- [STATED EXERCISE]: Return the material below in full and exactly.

- [PROVIDED MATERIAL]:
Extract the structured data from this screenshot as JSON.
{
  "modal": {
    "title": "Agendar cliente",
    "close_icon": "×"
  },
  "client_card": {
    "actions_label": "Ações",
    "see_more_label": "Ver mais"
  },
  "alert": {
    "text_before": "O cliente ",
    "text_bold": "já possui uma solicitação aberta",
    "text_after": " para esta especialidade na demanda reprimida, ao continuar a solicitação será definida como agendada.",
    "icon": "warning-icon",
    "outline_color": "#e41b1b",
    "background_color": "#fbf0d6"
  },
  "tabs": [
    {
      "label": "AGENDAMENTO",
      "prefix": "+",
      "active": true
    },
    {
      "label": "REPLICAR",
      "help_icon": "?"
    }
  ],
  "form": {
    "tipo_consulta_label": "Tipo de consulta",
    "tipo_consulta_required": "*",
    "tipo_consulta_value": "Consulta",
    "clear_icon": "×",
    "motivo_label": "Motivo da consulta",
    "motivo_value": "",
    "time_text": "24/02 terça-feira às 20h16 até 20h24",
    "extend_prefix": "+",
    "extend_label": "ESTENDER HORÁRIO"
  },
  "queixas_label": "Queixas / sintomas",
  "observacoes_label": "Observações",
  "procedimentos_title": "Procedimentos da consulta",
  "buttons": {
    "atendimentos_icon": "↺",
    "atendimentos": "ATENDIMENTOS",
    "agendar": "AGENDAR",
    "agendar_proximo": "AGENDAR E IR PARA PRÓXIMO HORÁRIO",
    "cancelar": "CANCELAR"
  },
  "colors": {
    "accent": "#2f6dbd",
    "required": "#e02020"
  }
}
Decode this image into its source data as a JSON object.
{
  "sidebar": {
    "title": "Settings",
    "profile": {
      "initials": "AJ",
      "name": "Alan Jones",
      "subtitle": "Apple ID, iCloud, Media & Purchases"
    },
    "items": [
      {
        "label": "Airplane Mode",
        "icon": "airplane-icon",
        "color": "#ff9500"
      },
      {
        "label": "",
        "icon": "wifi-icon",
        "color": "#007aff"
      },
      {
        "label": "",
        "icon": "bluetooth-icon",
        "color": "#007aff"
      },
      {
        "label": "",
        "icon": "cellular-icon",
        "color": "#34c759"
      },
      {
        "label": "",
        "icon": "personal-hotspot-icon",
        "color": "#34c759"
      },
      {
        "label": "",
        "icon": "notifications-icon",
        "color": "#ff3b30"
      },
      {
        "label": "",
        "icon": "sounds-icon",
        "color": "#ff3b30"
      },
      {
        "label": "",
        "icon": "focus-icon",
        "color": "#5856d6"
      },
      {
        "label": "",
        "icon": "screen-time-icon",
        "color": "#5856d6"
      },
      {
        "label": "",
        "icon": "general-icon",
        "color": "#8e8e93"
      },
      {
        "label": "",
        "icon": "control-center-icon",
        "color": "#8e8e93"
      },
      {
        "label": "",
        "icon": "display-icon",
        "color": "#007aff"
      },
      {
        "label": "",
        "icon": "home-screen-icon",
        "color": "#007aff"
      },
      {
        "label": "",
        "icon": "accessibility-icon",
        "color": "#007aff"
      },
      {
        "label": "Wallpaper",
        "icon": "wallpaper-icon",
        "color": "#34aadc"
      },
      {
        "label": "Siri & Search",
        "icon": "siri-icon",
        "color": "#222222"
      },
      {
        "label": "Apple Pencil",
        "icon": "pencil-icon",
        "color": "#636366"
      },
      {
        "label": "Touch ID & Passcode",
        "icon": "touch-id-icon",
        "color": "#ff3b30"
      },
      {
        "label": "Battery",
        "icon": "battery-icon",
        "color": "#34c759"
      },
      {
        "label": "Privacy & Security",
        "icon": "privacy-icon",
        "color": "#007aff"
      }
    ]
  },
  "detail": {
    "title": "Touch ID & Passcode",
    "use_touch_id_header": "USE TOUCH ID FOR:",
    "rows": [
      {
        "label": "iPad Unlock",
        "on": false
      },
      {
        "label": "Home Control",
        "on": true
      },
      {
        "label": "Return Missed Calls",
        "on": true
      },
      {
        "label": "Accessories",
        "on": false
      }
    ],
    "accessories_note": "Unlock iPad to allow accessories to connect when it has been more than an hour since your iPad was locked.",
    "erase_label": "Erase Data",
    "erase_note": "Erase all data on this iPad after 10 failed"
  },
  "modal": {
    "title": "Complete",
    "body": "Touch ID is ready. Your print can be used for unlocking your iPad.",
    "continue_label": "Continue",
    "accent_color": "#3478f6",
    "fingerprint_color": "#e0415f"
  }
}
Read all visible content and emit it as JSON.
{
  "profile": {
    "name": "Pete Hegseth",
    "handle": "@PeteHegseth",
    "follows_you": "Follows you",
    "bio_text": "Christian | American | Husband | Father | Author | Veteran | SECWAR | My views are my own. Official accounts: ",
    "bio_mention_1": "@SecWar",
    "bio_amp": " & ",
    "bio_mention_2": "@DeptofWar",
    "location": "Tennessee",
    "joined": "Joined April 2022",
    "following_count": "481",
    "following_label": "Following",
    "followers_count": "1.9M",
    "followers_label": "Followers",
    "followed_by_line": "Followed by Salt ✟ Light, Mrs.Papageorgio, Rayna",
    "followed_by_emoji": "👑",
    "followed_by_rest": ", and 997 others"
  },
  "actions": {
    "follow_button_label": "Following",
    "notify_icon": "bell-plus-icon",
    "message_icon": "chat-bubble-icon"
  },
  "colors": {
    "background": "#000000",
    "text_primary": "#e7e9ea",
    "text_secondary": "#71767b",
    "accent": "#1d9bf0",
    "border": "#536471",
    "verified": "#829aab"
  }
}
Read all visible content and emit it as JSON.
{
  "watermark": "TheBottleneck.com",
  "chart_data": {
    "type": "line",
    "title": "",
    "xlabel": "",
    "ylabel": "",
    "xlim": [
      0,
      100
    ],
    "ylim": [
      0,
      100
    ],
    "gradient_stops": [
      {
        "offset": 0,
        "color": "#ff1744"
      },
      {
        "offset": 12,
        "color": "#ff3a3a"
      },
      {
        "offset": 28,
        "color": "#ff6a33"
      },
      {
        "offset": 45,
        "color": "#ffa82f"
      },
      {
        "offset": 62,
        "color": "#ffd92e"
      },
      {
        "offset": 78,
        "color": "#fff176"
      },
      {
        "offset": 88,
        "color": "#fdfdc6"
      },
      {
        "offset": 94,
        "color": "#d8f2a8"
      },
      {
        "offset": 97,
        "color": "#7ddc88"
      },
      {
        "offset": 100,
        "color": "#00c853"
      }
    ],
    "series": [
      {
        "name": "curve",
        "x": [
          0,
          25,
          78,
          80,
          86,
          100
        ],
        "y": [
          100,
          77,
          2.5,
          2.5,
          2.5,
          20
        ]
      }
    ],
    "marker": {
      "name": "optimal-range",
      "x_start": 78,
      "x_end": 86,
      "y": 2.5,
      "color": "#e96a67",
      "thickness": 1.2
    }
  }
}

- [FINAL ANSWER]:
Extract the structured data from this screenshot as JSON.
{
  "modal": {
    "title": "Agendar cliente",
    "close_icon": "×"
  },
  "client_card": {
    "actions_label": "Ações",
    "see_more_label": "Ver mais"
  },
  "alert": {
    "text_before": "O cliente ",
    "text_bold": "já possui uma solicitação aberta",
    "text_after": " para esta especialidade na demanda reprimida, ao continuar a solicitação será definida como agendada.",
    "icon": "warning-icon",
    "outline_color": "#e41b1b",
    "background_color": "#fbf0d6"
  },
  "tabs": [
    {
      "label": "AGENDAMENTO",
      "prefix": "+",
      "active": true
    },
    {
      "label": "REPLICAR",
      "help_icon": "?"
    }
  ],
  "form": {
    "tipo_consulta_label": "Tipo de consulta",
    "tipo_consulta_required": "*",
    "tipo_consulta_value": "Consulta",
    "clear_icon": "×",
    "motivo_label": "Motivo da consulta",
    "motivo_value": "",
    "time_text": "24/02 terça-feira às 20h16 até 20h24",
    "extend_prefix": "+",
    "extend_label": "ESTENDER HORÁRIO"
  },
  "queixas_label": "Queixas / sintomas",
  "observacoes_label": "Observações",
  "procedimentos_title": "Procedimentos da consulta",
  "buttons": {
    "atendimentos_icon": "↺",
    "atendimentos": "ATENDIMENTOS",
    "agendar": "AGENDAR",
    "agendar_proximo": "AGENDAR E IR PARA PRÓXIMO HORÁRIO",
    "cancelar": "CANCELAR"
  },
  "colors": {
    "accent": "#2f6dbd",
    "required": "#e02020"
  }
}
Decode this image into its source data as a JSON object.
{
  "sidebar": {
    "title": "Settings",
    "profile": {
      "initials": "AJ",
      "name": "Alan Jones",
      "subtitle": "Apple ID, iCloud, Media & Purchases"
    },
    "items": [
      {
        "label": "Airplane Mode",
        "icon": "airplane-icon",
        "color": "#ff9500"
      },
      {
        "label": "",
        "icon": "wifi-icon",
        "color": "#007aff"
      },
      {
        "label": "",
        "icon": "bluetooth-icon",
        "color": "#007aff"
      },
      {
        "label": "",
        "icon": "cellular-icon",
        "color": "#34c759"
      },
      {
        "label": "",
        "icon": "personal-hotspot-icon",
        "color": "#34c759"
      },
      {
        "label": "",
        "icon": "notifications-icon",
        "color": "#ff3b30"
      },
      {
        "label": "",
        "icon": "sounds-icon",
        "color": "#ff3b30"
      },
      {
        "label": "",
        "icon": "focus-icon",
        "color": "#5856d6"
      },
      {
        "label": "",
        "icon": "screen-time-icon",
        "color": "#5856d6"
      },
      {
        "label": "",
        "icon": "general-icon",
        "color": "#8e8e93"
      },
      {
        "label": "",
        "icon": "control-center-icon",
        "color": "#8e8e93"
      },
      {
        "label": "",
        "icon": "display-icon",
        "color": "#007aff"
      },
      {
        "label": "",
        "icon": "home-screen-icon",
        "color": "#007aff"
      },
      {
        "label": "",
        "icon": "accessibility-icon",
        "color": "#007aff"
      },
      {
        "label": "Wallpaper",
        "icon": "wallpaper-icon",
        "color": "#34aadc"
      },
      {
        "label": "Siri & Search",
        "icon": "siri-icon",
        "color": "#222222"
      },
      {
        "label": "Apple Pencil",
        "icon": "pencil-icon",
        "color": "#636366"
      },
      {
        "label": "Touch ID & Passcode",
        "icon": "touch-id-icon",
        "color": "#ff3b30"
      },
      {
        "label": "Battery",
        "icon": "battery-icon",
        "color": "#34c759"
      },
      {
        "label": "Privacy & Security",
        "icon": "privacy-icon",
        "color": "#007aff"
      }
    ]
  },
  "detail": {
    "title": "Touch ID & Passcode",
    "use_touch_id_header": "USE TOUCH ID FOR:",
    "rows": [
      {
        "label": "iPad Unlock",
        "on": false
      },
      {
        "label": "Home Control",
        "on": true
      },
      {
        "label": "Return Missed Calls",
        "on": true
      },
      {
        "label": "Accessories",
        "on": false
      }
    ],
    "accessories_note": "Unlock iPad to allow accessories to connect when it has been more than an hour since your iPad was locked.",
    "erase_label": "Erase Data",
    "erase_note": "Erase all data on this iPad after 10 failed"
  },
  "modal": {
    "title": "Complete",
    "body": "Touch ID is ready. Your print can be used for unlocking your iPad.",
    "continue_label": "Continue",
    "accent_color": "#3478f6",
    "fingerprint_color": "#e0415f"
  }
}
Read all visible content and emit it as JSON.
{
  "profile": {
    "name": "Pete Hegseth",
    "handle": "@PeteHegseth",
    "follows_you": "Follows you",
    "bio_text": "Christian | American | Husband | Father | Author | Veteran | SECWAR | My views are my own. Official accounts: ",
    "bio_mention_1": "@SecWar",
    "bio_amp": " & ",
    "bio_mention_2": "@DeptofWar",
    "location": "Tennessee",
    "joined": "Joined April 2022",
    "following_count": "481",
    "following_label": "Following",
    "followers_count": "1.9M",
    "followers_label": "Followers",
    "followed_by_line": "Followed by Salt ✟ Light, Mrs.Papageorgio, Rayna",
    "followed_by_emoji": "👑",
    "followed_by_rest": ", and 997 others"
  },
  "actions": {
    "follow_button_label": "Following",
    "notify_icon": "bell-plus-icon",
    "message_icon": "chat-bubble-icon"
  },
  "colors": {
    "background": "#000000",
    "text_primary": "#e7e9ea",
    "text_secondary": "#71767b",
    "accent": "#1d9bf0",
    "border": "#536471",
    "verified": "#829aab"
  }
}
Read all visible content and emit it as JSON.
{
  "watermark": "TheBottleneck.com",
  "chart_data": {
    "type": "line",
    "title": "",
    "xlabel": "",
    "ylabel": "",
    "xlim": [
      0,
      100
    ],
    "ylim": [
      0,
      100
    ],
    "gradient_stops": [
      {
        "offset": 0,
        "color": "#ff1744"
      },
      {
        "offset": 12,
        "color": "#ff3a3a"
      },
      {
        "offset": 28,
        "color": "#ff6a33"
      },
      {
        "offset": 45,
        "color": "#ffa82f"
      },
      {
        "offset": 62,
        "color": "#ffd92e"
      },
      {
        "offset": 78,
        "color": "#fff176"
      },
      {
        "offset": 88,
        "color": "#fdfdc6"
      },
      {
        "offset": 94,
        "color": "#d8f2a8"
      },
      {
        "offset": 97,
        "color": "#7ddc88"
      },
      {
        "offset": 100,
        "color": "#00c853"
      }
    ],
    "series": [
      {
        "name": "curve",
        "x": [
          0,
          25,
          78,
          80,
          86,
          100
        ],
        "y": [
          100,
          77,
          2.5,
          2.5,
          2.5,
          20
        ]
      }
    ],
    "marker": {
      "name": "optimal-range",
      "x_start": 78,
      "x_end": 86,
      "y": 2.5,
      "color": "#e96a67",
      "thickness": 1.2
    }
  }
}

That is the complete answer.